Saved entries:
- - - - -

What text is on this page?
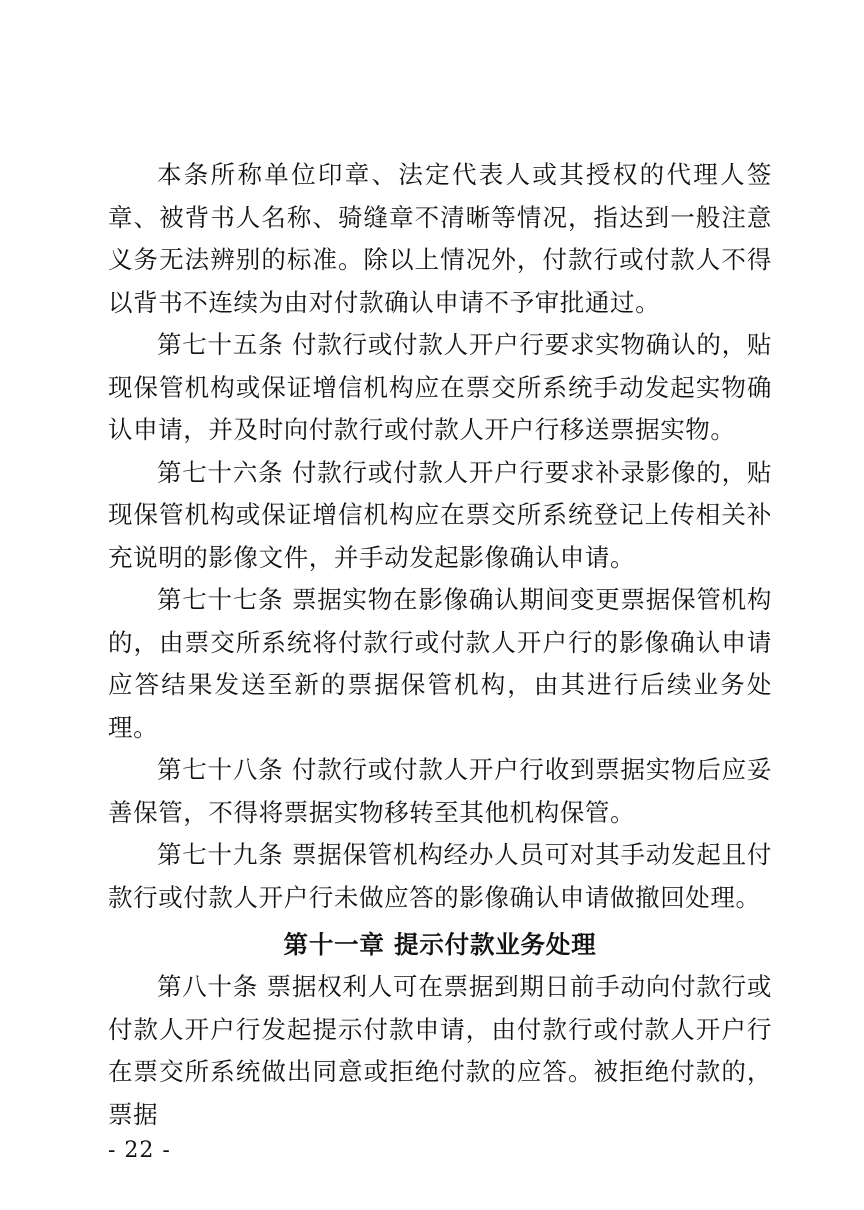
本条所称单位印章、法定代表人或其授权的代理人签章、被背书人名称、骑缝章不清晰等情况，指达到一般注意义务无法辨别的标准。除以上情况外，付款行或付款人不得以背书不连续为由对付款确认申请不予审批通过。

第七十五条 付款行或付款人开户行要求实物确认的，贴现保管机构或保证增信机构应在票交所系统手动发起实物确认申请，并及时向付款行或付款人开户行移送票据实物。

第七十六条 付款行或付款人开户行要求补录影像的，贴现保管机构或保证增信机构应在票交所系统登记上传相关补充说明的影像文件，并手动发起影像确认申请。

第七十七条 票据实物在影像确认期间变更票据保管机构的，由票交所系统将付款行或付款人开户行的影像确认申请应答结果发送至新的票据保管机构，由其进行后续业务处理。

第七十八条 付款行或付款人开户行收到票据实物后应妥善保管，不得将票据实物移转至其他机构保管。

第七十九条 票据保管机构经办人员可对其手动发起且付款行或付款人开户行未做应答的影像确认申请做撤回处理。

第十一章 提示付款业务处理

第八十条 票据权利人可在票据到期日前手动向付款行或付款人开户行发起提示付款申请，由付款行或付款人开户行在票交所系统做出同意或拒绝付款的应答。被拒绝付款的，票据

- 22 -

- - - - -

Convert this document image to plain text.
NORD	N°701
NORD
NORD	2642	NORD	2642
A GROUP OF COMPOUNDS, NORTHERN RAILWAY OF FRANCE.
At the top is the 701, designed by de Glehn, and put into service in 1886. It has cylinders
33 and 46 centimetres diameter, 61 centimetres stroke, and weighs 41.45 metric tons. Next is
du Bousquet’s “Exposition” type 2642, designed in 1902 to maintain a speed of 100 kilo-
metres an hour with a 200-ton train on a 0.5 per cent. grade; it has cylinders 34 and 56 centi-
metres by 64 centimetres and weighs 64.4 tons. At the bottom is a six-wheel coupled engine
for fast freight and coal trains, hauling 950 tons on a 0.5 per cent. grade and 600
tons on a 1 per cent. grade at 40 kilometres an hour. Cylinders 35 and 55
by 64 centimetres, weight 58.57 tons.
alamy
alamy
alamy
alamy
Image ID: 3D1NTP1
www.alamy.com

- - - - -

PROMPT
Reproduce every line from the entries that holds the word "weighs".

TASK SOLUTION
33 and 46 centimetres diameter, 61 centimetres stroke, and weighs 41.45 metric tons. Next is
metres by 64 centimetres and weighs 64.4 tons. At the bottom is a six-wheel coupled engine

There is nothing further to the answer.